Job:
Where a line contains the word "прохождение", copy that line.

[Items from a dataset]
···

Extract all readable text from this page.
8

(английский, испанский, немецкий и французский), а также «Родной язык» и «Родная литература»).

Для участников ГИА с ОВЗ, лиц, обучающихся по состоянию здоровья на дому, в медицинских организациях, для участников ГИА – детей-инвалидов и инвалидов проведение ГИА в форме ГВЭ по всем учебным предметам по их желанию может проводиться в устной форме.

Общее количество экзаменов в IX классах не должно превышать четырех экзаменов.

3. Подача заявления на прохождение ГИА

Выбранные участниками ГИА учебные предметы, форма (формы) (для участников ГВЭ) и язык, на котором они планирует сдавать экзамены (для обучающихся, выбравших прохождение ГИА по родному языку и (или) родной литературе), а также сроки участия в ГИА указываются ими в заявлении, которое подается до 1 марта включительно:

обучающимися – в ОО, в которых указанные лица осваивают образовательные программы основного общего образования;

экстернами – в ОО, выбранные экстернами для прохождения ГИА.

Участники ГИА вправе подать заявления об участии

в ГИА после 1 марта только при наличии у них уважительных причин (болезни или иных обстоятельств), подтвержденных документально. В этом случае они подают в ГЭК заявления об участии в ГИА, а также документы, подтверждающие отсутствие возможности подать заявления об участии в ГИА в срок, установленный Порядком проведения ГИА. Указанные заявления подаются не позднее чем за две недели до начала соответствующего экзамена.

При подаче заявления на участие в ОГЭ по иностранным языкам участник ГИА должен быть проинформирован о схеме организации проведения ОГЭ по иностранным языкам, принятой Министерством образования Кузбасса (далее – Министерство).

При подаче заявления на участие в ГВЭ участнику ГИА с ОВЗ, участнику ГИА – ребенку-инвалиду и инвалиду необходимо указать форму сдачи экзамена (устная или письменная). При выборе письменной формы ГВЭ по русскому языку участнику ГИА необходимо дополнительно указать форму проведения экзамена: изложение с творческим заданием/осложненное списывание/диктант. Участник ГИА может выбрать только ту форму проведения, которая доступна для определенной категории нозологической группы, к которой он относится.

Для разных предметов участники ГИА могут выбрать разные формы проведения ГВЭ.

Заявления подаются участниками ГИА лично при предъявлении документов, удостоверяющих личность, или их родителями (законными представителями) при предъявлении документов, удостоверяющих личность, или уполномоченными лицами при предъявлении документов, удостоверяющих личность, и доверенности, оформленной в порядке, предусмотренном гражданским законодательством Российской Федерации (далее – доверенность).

···

Task answer:
3. Подача заявления на прохождение ГИА
Выбранные участниками ГИА учебные предметы, форма (формы) (для участников ГВЭ) и язык, на котором они планирует сдавать экзамены (для обучающихся, выбравших прохождение ГИА по родному языку и (или) родной литературе), а также сроки участия в ГИА указываются ими в заявлении, которое подается до 1 марта включительно:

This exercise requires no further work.